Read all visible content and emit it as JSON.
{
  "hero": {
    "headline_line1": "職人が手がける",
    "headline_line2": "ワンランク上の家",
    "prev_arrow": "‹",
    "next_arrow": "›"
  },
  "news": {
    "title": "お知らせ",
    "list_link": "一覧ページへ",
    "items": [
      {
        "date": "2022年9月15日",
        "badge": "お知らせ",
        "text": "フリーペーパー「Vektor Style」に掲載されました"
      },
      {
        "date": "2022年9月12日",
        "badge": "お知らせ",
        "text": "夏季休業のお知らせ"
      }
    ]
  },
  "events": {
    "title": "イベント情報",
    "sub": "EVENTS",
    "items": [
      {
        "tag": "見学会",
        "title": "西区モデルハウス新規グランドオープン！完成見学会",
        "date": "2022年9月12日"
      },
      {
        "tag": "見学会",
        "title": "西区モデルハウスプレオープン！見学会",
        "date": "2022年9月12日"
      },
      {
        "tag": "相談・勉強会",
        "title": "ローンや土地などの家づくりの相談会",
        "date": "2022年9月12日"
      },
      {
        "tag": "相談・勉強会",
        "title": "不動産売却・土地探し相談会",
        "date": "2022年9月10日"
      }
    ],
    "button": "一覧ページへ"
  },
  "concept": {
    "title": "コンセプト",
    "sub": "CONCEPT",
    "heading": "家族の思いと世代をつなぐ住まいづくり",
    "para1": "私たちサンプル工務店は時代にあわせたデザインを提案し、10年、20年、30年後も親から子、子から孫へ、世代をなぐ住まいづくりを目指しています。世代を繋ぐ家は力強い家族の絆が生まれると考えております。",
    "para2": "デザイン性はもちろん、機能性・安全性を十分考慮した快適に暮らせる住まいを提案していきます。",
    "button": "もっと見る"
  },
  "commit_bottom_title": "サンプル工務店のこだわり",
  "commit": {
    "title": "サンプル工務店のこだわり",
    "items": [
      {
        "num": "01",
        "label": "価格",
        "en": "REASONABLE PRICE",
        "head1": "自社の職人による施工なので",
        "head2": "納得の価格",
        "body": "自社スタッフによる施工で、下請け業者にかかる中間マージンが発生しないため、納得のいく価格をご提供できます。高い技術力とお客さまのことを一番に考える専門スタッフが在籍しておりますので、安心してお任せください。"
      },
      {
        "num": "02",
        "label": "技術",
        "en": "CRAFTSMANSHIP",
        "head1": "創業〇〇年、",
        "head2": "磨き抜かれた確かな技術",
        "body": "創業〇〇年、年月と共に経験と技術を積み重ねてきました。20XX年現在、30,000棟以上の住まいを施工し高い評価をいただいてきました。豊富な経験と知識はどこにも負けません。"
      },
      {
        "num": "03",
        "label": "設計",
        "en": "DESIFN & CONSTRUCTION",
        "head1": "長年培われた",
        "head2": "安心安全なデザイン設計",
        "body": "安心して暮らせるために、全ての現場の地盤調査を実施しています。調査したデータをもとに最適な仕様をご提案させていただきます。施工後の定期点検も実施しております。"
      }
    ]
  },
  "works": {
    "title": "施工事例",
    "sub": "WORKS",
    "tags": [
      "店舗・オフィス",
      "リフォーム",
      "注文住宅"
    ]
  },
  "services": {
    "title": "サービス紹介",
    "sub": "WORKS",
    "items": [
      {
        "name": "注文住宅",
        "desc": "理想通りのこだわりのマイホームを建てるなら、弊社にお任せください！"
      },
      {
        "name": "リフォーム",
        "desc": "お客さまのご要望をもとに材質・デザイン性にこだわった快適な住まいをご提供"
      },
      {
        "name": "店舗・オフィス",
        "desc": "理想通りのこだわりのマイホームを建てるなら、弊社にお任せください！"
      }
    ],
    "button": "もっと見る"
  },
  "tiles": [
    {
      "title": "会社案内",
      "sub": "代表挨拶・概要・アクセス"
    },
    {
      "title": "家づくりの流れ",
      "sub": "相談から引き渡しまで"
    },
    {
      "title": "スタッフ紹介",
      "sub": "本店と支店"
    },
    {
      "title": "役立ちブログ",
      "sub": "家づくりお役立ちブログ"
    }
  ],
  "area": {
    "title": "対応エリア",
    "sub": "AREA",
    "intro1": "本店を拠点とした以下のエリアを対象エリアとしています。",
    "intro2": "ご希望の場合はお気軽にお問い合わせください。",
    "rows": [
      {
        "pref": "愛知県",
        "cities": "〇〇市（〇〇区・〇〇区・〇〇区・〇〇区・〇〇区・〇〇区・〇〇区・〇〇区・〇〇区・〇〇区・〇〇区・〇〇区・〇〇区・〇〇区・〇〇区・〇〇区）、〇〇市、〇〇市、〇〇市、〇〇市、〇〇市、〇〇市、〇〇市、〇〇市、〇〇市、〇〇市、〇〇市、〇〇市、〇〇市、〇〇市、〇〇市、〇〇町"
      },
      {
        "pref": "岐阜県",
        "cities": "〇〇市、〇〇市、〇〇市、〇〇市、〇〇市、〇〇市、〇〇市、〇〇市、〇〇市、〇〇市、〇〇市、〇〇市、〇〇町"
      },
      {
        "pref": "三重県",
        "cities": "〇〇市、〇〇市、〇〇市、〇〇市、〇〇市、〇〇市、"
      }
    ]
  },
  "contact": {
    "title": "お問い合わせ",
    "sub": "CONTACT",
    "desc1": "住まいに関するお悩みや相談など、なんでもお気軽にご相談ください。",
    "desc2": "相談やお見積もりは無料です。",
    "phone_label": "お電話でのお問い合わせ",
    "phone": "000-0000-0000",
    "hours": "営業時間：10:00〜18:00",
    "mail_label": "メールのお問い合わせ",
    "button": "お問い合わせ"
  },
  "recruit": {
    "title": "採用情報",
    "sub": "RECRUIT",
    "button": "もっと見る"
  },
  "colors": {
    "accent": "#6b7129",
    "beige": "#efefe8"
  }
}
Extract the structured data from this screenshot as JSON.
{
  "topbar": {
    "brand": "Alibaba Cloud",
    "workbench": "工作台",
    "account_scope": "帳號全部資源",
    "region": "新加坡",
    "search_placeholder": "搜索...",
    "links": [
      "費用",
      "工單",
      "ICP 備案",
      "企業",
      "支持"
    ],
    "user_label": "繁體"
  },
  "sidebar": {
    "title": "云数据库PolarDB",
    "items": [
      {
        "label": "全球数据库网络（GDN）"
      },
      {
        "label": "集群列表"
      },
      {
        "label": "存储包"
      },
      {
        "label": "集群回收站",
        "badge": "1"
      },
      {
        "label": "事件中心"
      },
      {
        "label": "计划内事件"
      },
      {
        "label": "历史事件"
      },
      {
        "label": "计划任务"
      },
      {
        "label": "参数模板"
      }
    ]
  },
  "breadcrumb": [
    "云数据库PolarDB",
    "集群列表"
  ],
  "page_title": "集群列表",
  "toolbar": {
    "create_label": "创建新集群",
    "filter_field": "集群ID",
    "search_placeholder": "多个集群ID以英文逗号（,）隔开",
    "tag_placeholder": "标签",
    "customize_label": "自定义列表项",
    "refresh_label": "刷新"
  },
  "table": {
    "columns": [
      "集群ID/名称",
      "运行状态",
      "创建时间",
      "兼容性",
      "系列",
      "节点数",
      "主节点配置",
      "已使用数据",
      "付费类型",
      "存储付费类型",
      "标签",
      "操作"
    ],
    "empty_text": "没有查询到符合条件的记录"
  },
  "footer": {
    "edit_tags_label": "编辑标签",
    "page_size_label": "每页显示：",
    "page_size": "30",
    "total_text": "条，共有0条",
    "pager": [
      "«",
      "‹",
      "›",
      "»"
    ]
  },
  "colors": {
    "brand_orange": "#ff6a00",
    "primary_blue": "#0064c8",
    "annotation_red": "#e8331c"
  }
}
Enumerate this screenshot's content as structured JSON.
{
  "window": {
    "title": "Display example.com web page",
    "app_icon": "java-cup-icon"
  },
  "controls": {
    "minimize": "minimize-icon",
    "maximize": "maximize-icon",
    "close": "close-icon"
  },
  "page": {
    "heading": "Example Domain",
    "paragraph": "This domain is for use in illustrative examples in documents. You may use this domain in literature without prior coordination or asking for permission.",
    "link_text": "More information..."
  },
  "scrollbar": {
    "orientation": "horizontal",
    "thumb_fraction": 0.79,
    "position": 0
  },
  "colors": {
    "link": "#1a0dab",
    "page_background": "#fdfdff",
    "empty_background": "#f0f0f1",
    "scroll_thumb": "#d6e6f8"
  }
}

- **What to produce**:
Within the listing above, copy each line that has the string "cities".

- **Reply**:
        "cities": "〇〇市（〇〇区・〇〇区・〇〇区・〇〇区・〇〇区・〇〇区・〇〇区・〇〇区・〇〇区・〇〇区・〇〇区・〇〇区・〇〇区・〇〇区・〇〇区・〇〇区）、〇〇市、〇〇市、〇〇市、〇〇市、〇〇市、〇〇市、〇〇市、〇〇市、〇〇市、〇〇市、〇〇市、〇〇市、〇〇市、〇〇市、〇〇市、〇〇町"
        "cities": "〇〇市、〇〇市、〇〇市、〇〇市、〇〇市、〇〇市、〇〇市、〇〇市、〇〇市、〇〇市、〇〇市、〇〇市、〇〇町"
        "cities": "〇〇市、〇〇市、〇〇市、〇〇市、〇〇市、〇〇市、"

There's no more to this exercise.